Given task. What follows is a listing; give it again exactly, in its entirety.

===== Recorded data

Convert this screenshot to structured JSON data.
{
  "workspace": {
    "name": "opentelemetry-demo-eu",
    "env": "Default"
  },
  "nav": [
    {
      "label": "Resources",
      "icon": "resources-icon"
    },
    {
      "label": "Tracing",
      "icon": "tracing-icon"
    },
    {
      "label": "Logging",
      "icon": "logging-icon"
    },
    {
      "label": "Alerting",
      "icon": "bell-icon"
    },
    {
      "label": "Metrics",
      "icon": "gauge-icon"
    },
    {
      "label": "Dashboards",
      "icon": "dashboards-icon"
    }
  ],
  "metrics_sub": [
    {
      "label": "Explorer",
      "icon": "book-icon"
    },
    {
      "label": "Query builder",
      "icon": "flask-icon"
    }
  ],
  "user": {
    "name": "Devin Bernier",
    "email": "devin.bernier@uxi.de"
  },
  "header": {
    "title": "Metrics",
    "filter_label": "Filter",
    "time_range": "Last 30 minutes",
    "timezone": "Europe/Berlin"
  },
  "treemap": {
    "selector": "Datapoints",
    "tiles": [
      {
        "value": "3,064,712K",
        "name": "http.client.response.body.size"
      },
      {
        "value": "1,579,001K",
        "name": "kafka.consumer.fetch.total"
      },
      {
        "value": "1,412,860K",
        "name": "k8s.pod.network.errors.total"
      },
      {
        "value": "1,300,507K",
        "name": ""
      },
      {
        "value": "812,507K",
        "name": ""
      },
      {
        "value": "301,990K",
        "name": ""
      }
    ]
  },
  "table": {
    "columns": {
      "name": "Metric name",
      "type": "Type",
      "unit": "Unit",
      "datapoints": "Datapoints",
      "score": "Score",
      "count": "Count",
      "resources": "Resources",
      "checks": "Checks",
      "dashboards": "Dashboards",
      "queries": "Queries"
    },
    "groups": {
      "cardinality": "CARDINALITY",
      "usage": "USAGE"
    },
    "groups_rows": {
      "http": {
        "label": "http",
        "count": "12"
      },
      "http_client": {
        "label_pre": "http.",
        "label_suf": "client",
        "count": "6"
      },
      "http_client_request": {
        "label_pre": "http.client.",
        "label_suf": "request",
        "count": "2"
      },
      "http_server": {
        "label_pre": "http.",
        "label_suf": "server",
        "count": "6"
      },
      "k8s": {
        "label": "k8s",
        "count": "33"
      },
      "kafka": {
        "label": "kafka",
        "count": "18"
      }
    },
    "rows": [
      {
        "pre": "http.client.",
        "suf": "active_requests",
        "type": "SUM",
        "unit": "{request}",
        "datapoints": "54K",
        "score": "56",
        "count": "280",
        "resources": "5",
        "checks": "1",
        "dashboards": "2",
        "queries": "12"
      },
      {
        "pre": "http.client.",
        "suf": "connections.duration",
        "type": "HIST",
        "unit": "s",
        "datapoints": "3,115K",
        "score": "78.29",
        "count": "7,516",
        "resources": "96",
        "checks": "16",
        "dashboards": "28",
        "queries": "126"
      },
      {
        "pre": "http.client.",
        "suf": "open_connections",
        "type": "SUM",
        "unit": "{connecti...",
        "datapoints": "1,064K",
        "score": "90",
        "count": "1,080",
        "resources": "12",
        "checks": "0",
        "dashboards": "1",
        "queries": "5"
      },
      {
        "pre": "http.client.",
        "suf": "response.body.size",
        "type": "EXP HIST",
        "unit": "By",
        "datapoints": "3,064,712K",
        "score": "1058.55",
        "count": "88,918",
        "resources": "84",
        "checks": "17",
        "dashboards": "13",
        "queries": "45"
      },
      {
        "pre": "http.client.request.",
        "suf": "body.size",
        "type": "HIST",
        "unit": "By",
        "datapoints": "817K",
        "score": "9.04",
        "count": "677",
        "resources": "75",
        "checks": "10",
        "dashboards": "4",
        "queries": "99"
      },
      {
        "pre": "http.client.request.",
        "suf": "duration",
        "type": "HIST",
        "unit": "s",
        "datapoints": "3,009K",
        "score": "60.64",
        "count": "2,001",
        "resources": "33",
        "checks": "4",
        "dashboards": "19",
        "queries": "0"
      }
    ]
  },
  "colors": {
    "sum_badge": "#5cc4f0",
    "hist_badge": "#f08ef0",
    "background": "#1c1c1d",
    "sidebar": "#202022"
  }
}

==========

Written response.
Convert this screenshot to structured JSON data.
{
  "workspace": {
    "name": "opentelemetry-demo-eu",
    "env": "Default"
  },
  "nav": [
    {
      "label": "Resources",
      "icon": "resources-icon"
    },
    {
      "label": "Tracing",
      "icon": "tracing-icon"
    },
    {
      "label": "Logging",
      "icon": "logging-icon"
    },
    {
      "label": "Alerting",
      "icon": "bell-icon"
    },
    {
      "label": "Metrics",
      "icon": "gauge-icon"
    },
    {
      "label": "Dashboards",
      "icon": "dashboards-icon"
    }
  ],
  "metrics_sub": [
    {
      "label": "Explorer",
      "icon": "book-icon"
    },
    {
      "label": "Query builder",
      "icon": "flask-icon"
    }
  ],
  "user": {
    "name": "Devin Bernier",
    "email": "devin.bernier@uxi.de"
  },
  "header": {
    "title": "Metrics",
    "filter_label": "Filter",
    "time_range": "Last 30 minutes",
    "timezone": "Europe/Berlin"
  },
  "treemap": {
    "selector": "Datapoints",
    "tiles": [
      {
        "value": "3,064,712K",
        "name": "http.client.response.body.size"
      },
      {
        "value": "1,579,001K",
        "name": "kafka.consumer.fetch.total"
      },
      {
        "value": "1,412,860K",
        "name": "k8s.pod.network.errors.total"
      },
      {
        "value": "1,300,507K",
        "name": ""
      },
      {
        "value": "812,507K",
        "name": ""
      },
      {
        "value": "301,990K",
        "name": ""
      }
    ]
  },
  "table": {
    "columns": {
      "name": "Metric name",
      "type": "Type",
      "unit": "Unit",
      "datapoints": "Datapoints",
      "score": "Score",
      "count": "Count",
      "resources": "Resources",
      "checks": "Checks",
      "dashboards": "Dashboards",
      "queries": "Queries"
    },
    "groups": {
      "cardinality": "CARDINALITY",
      "usage": "USAGE"
    },
    "groups_rows": {
      "http": {
        "label": "http",
        "count": "12"
      },
      "http_client": {
        "label_pre": "http.",
        "label_suf": "client",
        "count": "6"
      },
      "http_client_request": {
        "label_pre": "http.client.",
        "label_suf": "request",
        "count": "2"
      },
      "http_server": {
        "label_pre": "http.",
        "label_suf": "server",
        "count": "6"
      },
      "k8s": {
        "label": "k8s",
        "count": "33"
      },
      "kafka": {
        "label": "kafka",
        "count": "18"
      }
    },
    "rows": [
      {
        "pre": "http.client.",
        "suf": "active_requests",
        "type": "SUM",
        "unit": "{request}",
        "datapoints": "54K",
        "score": "56",
        "count": "280",
        "resources": "5",
        "checks": "1",
        "dashboards": "2",
        "queries": "12"
      },
      {
        "pre": "http.client.",
        "suf": "connections.duration",
        "type": "HIST",
        "unit": "s",
        "datapoints": "3,115K",
        "score": "78.29",
        "count": "7,516",
        "resources": "96",
        "checks": "16",
        "dashboards": "28",
        "queries": "126"
      },
      {
        "pre": "http.client.",
        "suf": "open_connections",
        "type": "SUM",
        "unit": "{connecti...",
        "datapoints": "1,064K",
        "score": "90",
        "count": "1,080",
        "resources": "12",
        "checks": "0",
        "dashboards": "1",
        "queries": "5"
      },
      {
        "pre": "http.client.",
        "suf": "response.body.size",
        "type": "EXP HIST",
        "unit": "By",
        "datapoints": "3,064,712K",
        "score": "1058.55",
        "count": "88,918",
        "resources": "84",
        "checks": "17",
        "dashboards": "13",
        "queries": "45"
      },
      {
        "pre": "http.client.request.",
        "suf": "body.size",
        "type": "HIST",
        "unit": "By",
        "datapoints": "817K",
        "score": "9.04",
        "count": "677",
        "resources": "75",
        "checks": "10",
        "dashboards": "4",
        "queries": "99"
      },
      {
        "pre": "http.client.request.",
        "suf": "duration",
        "type": "HIST",
        "unit": "s",
        "datapoints": "3,009K",
        "score": "60.64",
        "count": "2,001",
        "resources": "33",
        "checks": "4",
        "dashboards": "19",
        "queries": "0"
      }
    ]
  },
  "colors": {
    "sum_badge": "#5cc4f0",
    "hist_badge": "#f08ef0",
    "background": "#1c1c1d",
    "sidebar": "#202022"
  }
}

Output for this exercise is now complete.